Locate every line in the records below that contains the word "image", and copy each one.

+++ DATASET ENTRIES

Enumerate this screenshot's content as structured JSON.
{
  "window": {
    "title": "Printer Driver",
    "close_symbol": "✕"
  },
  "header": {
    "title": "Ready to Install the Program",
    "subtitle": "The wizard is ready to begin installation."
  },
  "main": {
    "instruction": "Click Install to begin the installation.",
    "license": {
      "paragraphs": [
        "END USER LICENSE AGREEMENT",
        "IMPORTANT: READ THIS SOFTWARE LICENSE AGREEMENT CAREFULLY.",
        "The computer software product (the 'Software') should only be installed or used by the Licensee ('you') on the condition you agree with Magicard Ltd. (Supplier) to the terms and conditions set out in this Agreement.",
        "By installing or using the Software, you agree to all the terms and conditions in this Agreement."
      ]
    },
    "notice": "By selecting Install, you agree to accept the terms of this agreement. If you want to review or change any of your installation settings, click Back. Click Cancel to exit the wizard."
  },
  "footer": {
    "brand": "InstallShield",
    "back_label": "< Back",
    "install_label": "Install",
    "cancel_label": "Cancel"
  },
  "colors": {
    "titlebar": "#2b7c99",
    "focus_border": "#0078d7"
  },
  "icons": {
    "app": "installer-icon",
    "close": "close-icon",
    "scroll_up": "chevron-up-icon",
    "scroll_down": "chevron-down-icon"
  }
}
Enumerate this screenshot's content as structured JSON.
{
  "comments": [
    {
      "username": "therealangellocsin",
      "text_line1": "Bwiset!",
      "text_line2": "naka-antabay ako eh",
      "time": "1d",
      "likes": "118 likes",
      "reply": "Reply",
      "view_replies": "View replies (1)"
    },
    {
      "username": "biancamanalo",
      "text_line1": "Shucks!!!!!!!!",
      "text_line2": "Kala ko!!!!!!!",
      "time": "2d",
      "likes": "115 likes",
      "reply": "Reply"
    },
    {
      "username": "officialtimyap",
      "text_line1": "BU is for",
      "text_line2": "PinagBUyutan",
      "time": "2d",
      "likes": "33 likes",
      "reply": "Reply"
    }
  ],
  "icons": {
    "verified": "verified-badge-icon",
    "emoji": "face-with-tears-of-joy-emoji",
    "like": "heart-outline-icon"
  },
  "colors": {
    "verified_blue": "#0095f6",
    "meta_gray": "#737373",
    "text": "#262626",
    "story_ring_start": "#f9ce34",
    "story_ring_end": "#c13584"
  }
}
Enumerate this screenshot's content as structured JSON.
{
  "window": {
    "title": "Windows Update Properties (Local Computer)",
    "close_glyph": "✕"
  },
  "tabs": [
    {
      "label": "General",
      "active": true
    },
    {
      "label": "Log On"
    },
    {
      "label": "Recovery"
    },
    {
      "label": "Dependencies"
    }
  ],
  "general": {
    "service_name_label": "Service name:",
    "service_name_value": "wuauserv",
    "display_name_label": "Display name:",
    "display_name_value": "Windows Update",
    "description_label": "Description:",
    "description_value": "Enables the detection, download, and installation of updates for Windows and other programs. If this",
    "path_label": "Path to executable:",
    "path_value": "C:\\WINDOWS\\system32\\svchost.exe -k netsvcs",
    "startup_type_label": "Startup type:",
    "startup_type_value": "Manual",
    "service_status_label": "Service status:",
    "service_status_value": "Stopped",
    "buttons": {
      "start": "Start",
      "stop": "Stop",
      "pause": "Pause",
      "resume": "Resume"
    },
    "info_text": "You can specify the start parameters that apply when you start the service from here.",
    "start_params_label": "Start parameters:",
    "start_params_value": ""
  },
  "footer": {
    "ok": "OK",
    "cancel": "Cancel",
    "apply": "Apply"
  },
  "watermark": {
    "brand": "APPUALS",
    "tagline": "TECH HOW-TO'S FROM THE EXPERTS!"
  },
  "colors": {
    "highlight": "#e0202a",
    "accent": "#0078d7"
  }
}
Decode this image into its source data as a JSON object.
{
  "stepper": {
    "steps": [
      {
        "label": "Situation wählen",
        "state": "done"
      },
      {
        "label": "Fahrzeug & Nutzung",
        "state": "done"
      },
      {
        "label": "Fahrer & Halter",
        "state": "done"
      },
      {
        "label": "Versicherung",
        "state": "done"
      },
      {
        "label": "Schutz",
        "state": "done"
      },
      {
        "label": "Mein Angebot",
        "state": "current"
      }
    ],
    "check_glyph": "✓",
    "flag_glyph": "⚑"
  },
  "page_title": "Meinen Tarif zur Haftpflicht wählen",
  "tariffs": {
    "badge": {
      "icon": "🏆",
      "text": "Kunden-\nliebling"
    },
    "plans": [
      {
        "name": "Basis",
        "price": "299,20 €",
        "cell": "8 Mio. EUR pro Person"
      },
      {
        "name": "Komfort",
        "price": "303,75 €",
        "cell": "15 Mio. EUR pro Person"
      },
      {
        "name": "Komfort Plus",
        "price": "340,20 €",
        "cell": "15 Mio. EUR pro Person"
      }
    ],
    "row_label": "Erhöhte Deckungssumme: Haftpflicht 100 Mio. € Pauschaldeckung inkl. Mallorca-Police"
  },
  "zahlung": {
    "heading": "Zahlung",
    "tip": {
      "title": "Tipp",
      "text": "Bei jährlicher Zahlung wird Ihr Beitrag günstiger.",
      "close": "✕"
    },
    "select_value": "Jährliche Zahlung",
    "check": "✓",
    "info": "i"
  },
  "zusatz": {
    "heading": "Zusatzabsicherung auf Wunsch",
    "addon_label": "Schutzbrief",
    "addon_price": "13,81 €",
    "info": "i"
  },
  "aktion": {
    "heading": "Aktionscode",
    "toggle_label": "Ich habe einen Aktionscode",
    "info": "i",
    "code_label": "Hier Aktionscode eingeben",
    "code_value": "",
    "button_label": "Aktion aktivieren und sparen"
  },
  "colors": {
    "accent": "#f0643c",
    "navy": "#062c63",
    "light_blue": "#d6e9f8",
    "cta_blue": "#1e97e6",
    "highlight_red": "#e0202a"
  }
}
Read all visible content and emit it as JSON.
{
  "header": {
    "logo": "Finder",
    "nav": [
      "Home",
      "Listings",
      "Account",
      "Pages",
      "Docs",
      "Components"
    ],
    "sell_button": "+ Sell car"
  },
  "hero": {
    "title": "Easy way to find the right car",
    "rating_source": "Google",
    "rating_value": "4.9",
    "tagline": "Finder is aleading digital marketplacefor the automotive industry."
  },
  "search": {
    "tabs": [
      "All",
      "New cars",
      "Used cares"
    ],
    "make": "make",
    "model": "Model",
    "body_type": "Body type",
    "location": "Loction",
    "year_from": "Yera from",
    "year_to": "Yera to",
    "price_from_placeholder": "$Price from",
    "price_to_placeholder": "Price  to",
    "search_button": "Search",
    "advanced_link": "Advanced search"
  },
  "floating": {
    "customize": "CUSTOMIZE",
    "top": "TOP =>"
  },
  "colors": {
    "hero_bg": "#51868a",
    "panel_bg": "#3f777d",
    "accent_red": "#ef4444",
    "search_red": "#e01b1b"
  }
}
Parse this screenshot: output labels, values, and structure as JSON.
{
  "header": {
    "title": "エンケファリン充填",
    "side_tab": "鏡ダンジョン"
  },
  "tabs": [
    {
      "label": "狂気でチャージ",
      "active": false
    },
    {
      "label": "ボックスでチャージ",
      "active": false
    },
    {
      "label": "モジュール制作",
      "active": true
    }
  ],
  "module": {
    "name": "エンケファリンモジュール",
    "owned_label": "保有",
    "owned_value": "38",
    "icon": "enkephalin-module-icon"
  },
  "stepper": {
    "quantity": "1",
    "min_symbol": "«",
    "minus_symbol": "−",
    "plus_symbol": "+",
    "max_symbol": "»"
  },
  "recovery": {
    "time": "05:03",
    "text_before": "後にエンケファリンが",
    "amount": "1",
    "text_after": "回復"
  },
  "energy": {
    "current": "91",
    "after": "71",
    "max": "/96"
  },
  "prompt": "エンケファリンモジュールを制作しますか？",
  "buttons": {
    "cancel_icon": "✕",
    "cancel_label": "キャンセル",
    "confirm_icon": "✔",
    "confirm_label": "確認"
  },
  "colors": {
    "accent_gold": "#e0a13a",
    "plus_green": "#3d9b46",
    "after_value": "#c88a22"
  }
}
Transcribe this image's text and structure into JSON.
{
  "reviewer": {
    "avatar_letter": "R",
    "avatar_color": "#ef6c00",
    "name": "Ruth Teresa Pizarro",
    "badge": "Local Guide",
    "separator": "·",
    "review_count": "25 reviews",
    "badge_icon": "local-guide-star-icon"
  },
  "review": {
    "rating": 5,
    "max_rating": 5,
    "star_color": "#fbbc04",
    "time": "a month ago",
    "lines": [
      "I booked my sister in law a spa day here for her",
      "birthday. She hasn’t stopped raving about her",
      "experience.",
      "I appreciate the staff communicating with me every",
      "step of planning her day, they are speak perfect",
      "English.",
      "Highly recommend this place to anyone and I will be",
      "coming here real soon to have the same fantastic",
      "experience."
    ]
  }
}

++++++

**SOLUTION TO THIS TASK**:
Decode this image into its source data as a JSON object.
Transcribe this image's text and structure into JSON.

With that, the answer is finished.